### Prompt
Reproduce all of the records exactly.

▼

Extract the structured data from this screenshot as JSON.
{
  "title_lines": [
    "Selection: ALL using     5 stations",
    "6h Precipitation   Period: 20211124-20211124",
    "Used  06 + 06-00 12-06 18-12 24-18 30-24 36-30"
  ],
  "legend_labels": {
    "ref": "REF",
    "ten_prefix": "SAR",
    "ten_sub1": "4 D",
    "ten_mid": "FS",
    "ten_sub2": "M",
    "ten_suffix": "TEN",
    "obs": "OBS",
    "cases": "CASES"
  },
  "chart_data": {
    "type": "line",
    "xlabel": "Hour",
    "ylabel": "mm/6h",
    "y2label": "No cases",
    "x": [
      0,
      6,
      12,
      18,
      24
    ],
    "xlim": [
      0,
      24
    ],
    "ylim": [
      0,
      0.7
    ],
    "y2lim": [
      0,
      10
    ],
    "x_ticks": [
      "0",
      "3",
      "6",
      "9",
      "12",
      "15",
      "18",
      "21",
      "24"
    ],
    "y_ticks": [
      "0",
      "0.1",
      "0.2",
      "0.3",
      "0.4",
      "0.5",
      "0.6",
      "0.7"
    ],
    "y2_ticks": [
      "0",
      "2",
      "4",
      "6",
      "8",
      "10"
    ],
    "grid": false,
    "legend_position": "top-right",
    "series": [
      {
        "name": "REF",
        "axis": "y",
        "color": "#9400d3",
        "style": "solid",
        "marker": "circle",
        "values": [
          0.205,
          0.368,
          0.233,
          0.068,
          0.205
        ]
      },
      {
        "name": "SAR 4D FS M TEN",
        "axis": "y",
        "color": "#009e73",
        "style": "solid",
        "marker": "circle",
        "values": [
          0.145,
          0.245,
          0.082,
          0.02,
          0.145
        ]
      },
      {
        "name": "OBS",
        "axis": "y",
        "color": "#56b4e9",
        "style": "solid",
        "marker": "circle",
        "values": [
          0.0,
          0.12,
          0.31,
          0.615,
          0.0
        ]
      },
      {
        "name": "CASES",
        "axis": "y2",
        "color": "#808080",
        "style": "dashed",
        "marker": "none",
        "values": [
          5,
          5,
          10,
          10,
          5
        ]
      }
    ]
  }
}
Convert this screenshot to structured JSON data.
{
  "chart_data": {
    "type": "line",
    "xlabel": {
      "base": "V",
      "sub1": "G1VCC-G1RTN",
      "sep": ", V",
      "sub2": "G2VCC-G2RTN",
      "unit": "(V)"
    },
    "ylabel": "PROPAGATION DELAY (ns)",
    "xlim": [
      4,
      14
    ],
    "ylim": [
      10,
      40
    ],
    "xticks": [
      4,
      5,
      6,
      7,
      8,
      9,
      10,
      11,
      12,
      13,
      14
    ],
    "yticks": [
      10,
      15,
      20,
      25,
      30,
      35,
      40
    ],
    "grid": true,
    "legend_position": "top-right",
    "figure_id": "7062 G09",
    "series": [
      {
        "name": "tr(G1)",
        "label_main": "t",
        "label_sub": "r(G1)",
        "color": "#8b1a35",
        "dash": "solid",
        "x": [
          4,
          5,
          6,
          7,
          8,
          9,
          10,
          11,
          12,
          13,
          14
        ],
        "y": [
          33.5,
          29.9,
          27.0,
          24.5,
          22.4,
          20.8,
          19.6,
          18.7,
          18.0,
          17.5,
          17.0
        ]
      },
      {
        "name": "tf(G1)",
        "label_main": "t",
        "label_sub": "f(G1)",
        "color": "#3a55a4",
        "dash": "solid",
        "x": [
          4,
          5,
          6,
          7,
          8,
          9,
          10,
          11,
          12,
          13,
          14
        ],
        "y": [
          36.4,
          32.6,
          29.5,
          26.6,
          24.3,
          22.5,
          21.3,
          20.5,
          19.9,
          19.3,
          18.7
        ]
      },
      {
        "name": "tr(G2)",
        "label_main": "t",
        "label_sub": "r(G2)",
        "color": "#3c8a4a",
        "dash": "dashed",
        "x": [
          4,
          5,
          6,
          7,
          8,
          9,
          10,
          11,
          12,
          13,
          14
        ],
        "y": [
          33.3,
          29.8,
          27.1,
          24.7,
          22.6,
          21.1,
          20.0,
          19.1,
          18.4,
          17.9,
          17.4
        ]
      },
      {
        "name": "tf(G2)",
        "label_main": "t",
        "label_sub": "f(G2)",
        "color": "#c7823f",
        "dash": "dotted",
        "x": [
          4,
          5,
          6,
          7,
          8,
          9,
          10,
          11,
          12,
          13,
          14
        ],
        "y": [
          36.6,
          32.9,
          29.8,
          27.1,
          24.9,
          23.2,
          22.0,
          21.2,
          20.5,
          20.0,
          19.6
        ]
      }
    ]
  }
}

▲

### Output of the task
Extract the structured data from this screenshot as JSON.
{
  "title_lines": [
    "Selection: ALL using     5 stations",
    "6h Precipitation   Period: 20211124-20211124",
    "Used  06 + 06-00 12-06 18-12 24-18 30-24 36-30"
  ],
  "legend_labels": {
    "ref": "REF",
    "ten_prefix": "SAR",
    "ten_sub1": "4 D",
    "ten_mid": "FS",
    "ten_sub2": "M",
    "ten_suffix": "TEN",
    "obs": "OBS",
    "cases": "CASES"
  },
  "chart_data": {
    "type": "line",
    "xlabel": "Hour",
    "ylabel": "mm/6h",
    "y2label": "No cases",
    "x": [
      0,
      6,
      12,
      18,
      24
    ],
    "xlim": [
      0,
      24
    ],
    "ylim": [
      0,
      0.7
    ],
    "y2lim": [
      0,
      10
    ],
    "x_ticks": [
      "0",
      "3",
      "6",
      "9",
      "12",
      "15",
      "18",
      "21",
      "24"
    ],
    "y_ticks": [
      "0",
      "0.1",
      "0.2",
      "0.3",
      "0.4",
      "0.5",
      "0.6",
      "0.7"
    ],
    "y2_ticks": [
      "0",
      "2",
      "4",
      "6",
      "8",
      "10"
    ],
    "grid": false,
    "legend_position": "top-right",
    "series": [
      {
        "name": "REF",
        "axis": "y",
        "color": "#9400d3",
        "style": "solid",
        "marker": "circle",
        "values": [
          0.205,
          0.368,
          0.233,
          0.068,
          0.205
        ]
      },
      {
        "name": "SAR 4D FS M TEN",
        "axis": "y",
        "color": "#009e73",
        "style": "solid",
        "marker": "circle",
        "values": [
          0.145,
          0.245,
          0.082,
          0.02,
          0.145
        ]
      },
      {
        "name": "OBS",
        "axis": "y",
        "color": "#56b4e9",
        "style": "solid",
        "marker": "circle",
        "values": [
          0.0,
          0.12,
          0.31,
          0.615,
          0.0
        ]
      },
      {
        "name": "CASES",
        "axis": "y2",
        "color": "#808080",
        "style": "dashed",
        "marker": "none",
        "values": [
          5,
          5,
          10,
          10,
          5
        ]
      }
    ]
  }
}
Convert this screenshot to structured JSON data.
{
  "chart_data": {
    "type": "line",
    "xlabel": {
      "base": "V",
      "sub1": "G1VCC-G1RTN",
      "sep": ", V",
      "sub2": "G2VCC-G2RTN",
      "unit": "(V)"
    },
    "ylabel": "PROPAGATION DELAY (ns)",
    "xlim": [
      4,
      14
    ],
    "ylim": [
      10,
      40
    ],
    "xticks": [
      4,
      5,
      6,
      7,
      8,
      9,
      10,
      11,
      12,
      13,
      14
    ],
    "yticks": [
      10,
      15,
      20,
      25,
      30,
      35,
      40
    ],
    "grid": true,
    "legend_position": "top-right",
    "figure_id": "7062 G09",
    "series": [
      {
        "name": "tr(G1)",
        "label_main": "t",
        "label_sub": "r(G1)",
        "color": "#8b1a35",
        "dash": "solid",
        "x": [
          4,
          5,
          6,
          7,
          8,
          9,
          10,
          11,
          12,
          13,
          14
        ],
        "y": [
          33.5,
          29.9,
          27.0,
          24.5,
          22.4,
          20.8,
          19.6,
          18.7,
          18.0,
          17.5,
          17.0
        ]
      },
      {
        "name": "tf(G1)",
        "label_main": "t",
        "label_sub": "f(G1)",
        "color": "#3a55a4",
        "dash": "solid",
        "x": [
          4,
          5,
          6,
          7,
          8,
          9,
          10,
          11,
          12,
          13,
          14
        ],
        "y": [
          36.4,
          32.6,
          29.5,
          26.6,
          24.3,
          22.5,
          21.3,
          20.5,
          19.9,
          19.3,
          18.7
        ]
      },
      {
        "name": "tr(G2)",
        "label_main": "t",
        "label_sub": "r(G2)",
        "color": "#3c8a4a",
        "dash": "dashed",
        "x": [
          4,
          5,
          6,
          7,
          8,
          9,
          10,
          11,
          12,
          13,
          14
        ],
        "y": [
          33.3,
          29.8,
          27.1,
          24.7,
          22.6,
          21.1,
          20.0,
          19.1,
          18.4,
          17.9,
          17.4
        ]
      },
      {
        "name": "tf(G2)",
        "label_main": "t",
        "label_sub": "f(G2)",
        "color": "#c7823f",
        "dash": "dotted",
        "x": [
          4,
          5,
          6,
          7,
          8,
          9,
          10,
          11,
          12,
          13,
          14
        ],
        "y": [
          36.6,
          32.9,
          29.8,
          27.1,
          24.9,
          23.2,
          22.0,
          21.2,
          20.5,
          20.0,
          19.6
        ]
      }
    ]
  }
}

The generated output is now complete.